In chemistry, an equilibrium occurs in a system when two opposite reactions are occurring at the same rate. The point at which this equilibrium occurs is set by thermodynamics -- or more specifically by the amount of energy released and the change in entropy associated with the process. Under given conditions of temperature and pressure, the ratio between reactants and products is a constant called the equilibrium constant. You can use equilibrium constants to calculate the concentration of HCO3- in a solution if you know the partial pressure of carbon dioxide, CO2.
At equilibrium, both the forward and reverse reactions occur at the same rate. Left to its own devices, a system like an opened Coke can will soon reach an equilibrium between the partial pressure of CO2, the concentration of carbonic acid and the concentration of bicarbonate.

_Items_.
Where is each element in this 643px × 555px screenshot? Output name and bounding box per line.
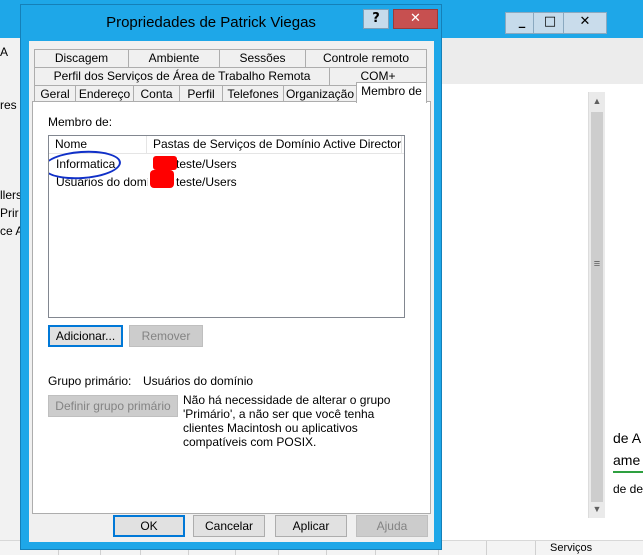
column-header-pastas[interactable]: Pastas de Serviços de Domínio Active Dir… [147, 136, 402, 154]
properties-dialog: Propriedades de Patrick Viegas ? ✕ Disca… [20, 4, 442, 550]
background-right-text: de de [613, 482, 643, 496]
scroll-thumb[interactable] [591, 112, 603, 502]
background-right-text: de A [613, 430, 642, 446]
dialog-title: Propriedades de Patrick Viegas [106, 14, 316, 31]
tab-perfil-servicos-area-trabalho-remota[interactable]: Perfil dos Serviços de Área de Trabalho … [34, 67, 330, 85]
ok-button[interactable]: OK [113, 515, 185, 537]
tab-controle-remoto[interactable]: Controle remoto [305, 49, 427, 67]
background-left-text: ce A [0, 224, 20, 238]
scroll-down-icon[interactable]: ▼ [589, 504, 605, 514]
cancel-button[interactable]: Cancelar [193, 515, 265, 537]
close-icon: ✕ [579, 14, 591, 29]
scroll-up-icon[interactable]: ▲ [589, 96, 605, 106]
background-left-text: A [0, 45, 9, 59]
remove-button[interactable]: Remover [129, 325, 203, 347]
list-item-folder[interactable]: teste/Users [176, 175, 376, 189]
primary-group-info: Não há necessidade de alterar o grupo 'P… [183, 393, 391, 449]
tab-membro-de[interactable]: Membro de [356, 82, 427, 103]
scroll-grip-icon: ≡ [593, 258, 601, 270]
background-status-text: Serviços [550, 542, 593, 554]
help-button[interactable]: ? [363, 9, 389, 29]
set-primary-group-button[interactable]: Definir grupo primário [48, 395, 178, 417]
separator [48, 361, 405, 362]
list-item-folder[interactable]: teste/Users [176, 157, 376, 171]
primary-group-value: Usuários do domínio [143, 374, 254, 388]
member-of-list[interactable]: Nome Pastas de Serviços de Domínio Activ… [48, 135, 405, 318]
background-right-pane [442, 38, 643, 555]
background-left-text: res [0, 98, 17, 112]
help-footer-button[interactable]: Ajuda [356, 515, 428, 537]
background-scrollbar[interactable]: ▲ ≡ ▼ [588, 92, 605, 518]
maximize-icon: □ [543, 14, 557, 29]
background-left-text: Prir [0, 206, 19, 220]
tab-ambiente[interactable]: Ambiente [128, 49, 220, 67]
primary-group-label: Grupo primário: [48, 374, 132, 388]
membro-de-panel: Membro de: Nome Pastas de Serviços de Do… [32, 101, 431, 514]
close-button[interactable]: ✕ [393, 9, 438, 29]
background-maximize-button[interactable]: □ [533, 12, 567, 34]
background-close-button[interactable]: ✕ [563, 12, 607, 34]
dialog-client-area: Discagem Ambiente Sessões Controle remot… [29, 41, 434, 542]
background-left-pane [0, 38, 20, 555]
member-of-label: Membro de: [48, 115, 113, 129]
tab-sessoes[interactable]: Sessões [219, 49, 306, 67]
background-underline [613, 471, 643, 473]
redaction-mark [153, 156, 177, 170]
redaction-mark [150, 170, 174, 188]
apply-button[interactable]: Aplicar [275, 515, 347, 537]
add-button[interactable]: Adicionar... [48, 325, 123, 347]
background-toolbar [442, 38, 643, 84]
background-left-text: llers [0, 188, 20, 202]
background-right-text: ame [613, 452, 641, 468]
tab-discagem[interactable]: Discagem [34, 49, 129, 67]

_What to work on_.
**a.** Summarize the passage on chemical equilibrium in two sentences.
**b.** Does the passage on chemical equilibrium support each statement? Answer yes or no, and quote the words that decide it.
(i) At equilibrium the forward reaction runs faster than the reverse reaction.
(ii) Under given conditions of temperature and pressure, the ratio between reactants and products stays constant.
(iii) Thermodynamics sets the point at which equilibrium occurs.
**c.** Pick up the passage on chemical equilibrium after its last sentence and carry it on.
Nothing in the records is needed here.

_Outputs in order_.
**a.** Chemical equilibrium happens when two opposite reactions proceed at the same rate, at a point set by thermodynamics, and under given temperature and pressure the ratio of reactants to products is a constant called the equilibrium constant. Equilibrium constants can give the concentration of HCO3- from the partial pressure of CO2, and an opened Coke can left alone soon reaches equilibrium among the partial pressure of CO2, carbonic acid and bicarbonate.

**b.**
(i) No: "both the forward and reverse reactions occur at the same rate."
(ii) Yes: "Under given conditions of temperature and pressure, the ratio between reactants and products is a constant called the equilibrium constant."
(iii) Yes: "The point at which this equilibrium occurs is set by thermodynamics"

**c.**
Write out the chemical equations for the reactions that turn dissolved carbon dioxide to carbonic acid, bicarbonate and carbonate. The equations are as follows:
H2O + CO2 <=> H2CO3 <=> H+ and HCO3- <=> another H+ and CO3 with a charge of -2.
All the reactions in this series are two-way, in other words, the reaction can go forward or in reverse. You can calculate the concentration of bicarbonate, HCO3, at equilibrium using equilibrium constants.
Assume the system is at room temperature and standard atmospheric pressure, that carbonate is only present in negligible quantities, and that bicarbonate and carbonic acid are the dominant species in solution. This is a valid assumption if the pH is 8 or 9 or below -- in neutral and acidic solutions, in other words. In highly alkaline solutions, you can make the contrary assumption -- that carbonic acid is present in only minor quantities, while bicarbonate and carbonate are the dominant species.
Calculate the concentration of dissolved CO2 in moles per liter using Henry's Law, as follows:
Total dissolved CO2 = (2.3 x 10^-2) * (partial pressure of CO2)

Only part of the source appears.